— BEGIN Exercise materials —

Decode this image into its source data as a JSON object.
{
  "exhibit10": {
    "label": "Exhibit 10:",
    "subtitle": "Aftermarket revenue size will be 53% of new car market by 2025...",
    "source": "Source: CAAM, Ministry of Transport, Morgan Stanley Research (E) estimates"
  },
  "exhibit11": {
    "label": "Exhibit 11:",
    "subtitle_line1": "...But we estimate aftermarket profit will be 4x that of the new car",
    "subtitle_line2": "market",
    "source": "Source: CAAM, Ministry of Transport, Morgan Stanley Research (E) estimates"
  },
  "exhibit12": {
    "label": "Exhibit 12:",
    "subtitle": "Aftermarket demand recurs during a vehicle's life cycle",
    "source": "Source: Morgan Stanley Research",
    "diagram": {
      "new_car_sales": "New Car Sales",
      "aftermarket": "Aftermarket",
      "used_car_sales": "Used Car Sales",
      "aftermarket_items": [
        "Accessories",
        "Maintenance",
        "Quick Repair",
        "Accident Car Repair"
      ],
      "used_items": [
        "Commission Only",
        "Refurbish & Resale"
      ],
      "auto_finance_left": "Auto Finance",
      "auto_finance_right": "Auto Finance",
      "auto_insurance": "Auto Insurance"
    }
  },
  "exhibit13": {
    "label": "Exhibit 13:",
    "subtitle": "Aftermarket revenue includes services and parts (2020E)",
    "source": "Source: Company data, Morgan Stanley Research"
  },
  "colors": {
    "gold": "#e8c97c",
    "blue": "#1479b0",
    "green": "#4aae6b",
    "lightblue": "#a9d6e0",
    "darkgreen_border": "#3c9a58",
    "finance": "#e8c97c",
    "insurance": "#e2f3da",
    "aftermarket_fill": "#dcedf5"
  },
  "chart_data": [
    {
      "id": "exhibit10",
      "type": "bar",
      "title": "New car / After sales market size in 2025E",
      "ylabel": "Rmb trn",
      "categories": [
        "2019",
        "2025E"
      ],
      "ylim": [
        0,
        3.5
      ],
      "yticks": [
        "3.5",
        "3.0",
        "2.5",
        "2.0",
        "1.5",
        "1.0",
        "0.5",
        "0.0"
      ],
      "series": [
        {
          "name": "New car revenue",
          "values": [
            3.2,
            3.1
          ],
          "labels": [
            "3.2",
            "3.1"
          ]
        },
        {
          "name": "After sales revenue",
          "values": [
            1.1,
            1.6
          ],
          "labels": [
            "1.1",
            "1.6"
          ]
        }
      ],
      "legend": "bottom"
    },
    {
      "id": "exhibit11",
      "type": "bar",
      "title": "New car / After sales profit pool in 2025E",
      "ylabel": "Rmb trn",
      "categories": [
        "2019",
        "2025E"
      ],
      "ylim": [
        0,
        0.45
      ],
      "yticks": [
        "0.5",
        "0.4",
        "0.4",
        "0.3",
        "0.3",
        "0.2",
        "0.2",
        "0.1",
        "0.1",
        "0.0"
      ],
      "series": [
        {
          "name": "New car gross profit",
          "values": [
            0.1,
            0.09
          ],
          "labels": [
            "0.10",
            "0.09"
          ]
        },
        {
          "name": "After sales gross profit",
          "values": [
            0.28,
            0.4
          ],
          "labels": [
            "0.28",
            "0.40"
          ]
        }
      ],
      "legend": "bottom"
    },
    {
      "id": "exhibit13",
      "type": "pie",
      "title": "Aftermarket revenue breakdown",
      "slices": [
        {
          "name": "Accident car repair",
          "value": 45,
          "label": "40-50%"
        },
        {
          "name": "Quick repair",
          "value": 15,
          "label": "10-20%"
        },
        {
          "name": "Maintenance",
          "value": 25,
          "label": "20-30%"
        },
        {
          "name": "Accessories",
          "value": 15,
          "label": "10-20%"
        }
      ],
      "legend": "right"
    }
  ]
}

— END Exercise materials —

Prompt: Quote all the records exactly, please, leaving none out.

Solution:
Decode this image into its source data as a JSON object.
{
  "exhibit10": {
    "label": "Exhibit 10:",
    "subtitle": "Aftermarket revenue size will be 53% of new car market by 2025...",
    "source": "Source: CAAM, Ministry of Transport, Morgan Stanley Research (E) estimates"
  },
  "exhibit11": {
    "label": "Exhibit 11:",
    "subtitle_line1": "...But we estimate aftermarket profit will be 4x that of the new car",
    "subtitle_line2": "market",
    "source": "Source: CAAM, Ministry of Transport, Morgan Stanley Research (E) estimates"
  },
  "exhibit12": {
    "label": "Exhibit 12:",
    "subtitle": "Aftermarket demand recurs during a vehicle's life cycle",
    "source": "Source: Morgan Stanley Research",
    "diagram": {
      "new_car_sales": "New Car Sales",
      "aftermarket": "Aftermarket",
      "used_car_sales": "Used Car Sales",
      "aftermarket_items": [
        "Accessories",
        "Maintenance",
        "Quick Repair",
        "Accident Car Repair"
      ],
      "used_items": [
        "Commission Only",
        "Refurbish & Resale"
      ],
      "auto_finance_left": "Auto Finance",
      "auto_finance_right": "Auto Finance",
      "auto_insurance": "Auto Insurance"
    }
  },
  "exhibit13": {
    "label": "Exhibit 13:",
    "subtitle": "Aftermarket revenue includes services and parts (2020E)",
    "source": "Source: Company data, Morgan Stanley Research"
  },
  "colors": {
    "gold": "#e8c97c",
    "blue": "#1479b0",
    "green": "#4aae6b",
    "lightblue": "#a9d6e0",
    "darkgreen_border": "#3c9a58",
    "finance": "#e8c97c",
    "insurance": "#e2f3da",
    "aftermarket_fill": "#dcedf5"
  },
  "chart_data": [
    {
      "id": "exhibit10",
      "type": "bar",
      "title": "New car / After sales market size in 2025E",
      "ylabel": "Rmb trn",
      "categories": [
        "2019",
        "2025E"
      ],
      "ylim": [
        0,
        3.5
      ],
      "yticks": [
        "3.5",
        "3.0",
        "2.5",
        "2.0",
        "1.5",
        "1.0",
        "0.5",
        "0.0"
      ],
      "series": [
        {
          "name": "New car revenue",
          "values": [
            3.2,
            3.1
          ],
          "labels": [
            "3.2",
            "3.1"
          ]
        },
        {
          "name": "After sales revenue",
          "values": [
            1.1,
            1.6
          ],
          "labels": [
            "1.1",
            "1.6"
          ]
        }
      ],
      "legend": "bottom"
    },
    {
      "id": "exhibit11",
      "type": "bar",
      "title": "New car / After sales profit pool in 2025E",
      "ylabel": "Rmb trn",
      "categories": [
        "2019",
        "2025E"
      ],
      "ylim": [
        0,
        0.45
      ],
      "yticks": [
        "0.5",
        "0.4",
        "0.4",
        "0.3",
        "0.3",
        "0.2",
        "0.2",
        "0.1",
        "0.1",
        "0.0"
      ],
      "series": [
        {
          "name": "New car gross profit",
          "values": [
            0.1,
            0.09
          ],
          "labels": [
            "0.10",
            "0.09"
          ]
        },
        {
          "name": "After sales gross profit",
          "values": [
            0.28,
            0.4
          ],
          "labels": [
            "0.28",
            "0.40"
          ]
        }
      ],
      "legend": "bottom"
    },
    {
      "id": "exhibit13",
      "type": "pie",
      "title": "Aftermarket revenue breakdown",
      "slices": [
        {
          "name": "Accident car repair",
          "value": 45,
          "label": "40-50%"
        },
        {
          "name": "Quick repair",
          "value": 15,
          "label": "10-20%"
        },
        {
          "name": "Maintenance",
          "value": 25,
          "label": "20-30%"
        },
        {
          "name": "Accessories",
          "value": 15,
          "label": "10-20%"
        }
      ],
      "legend": "right"
    }
  ]
}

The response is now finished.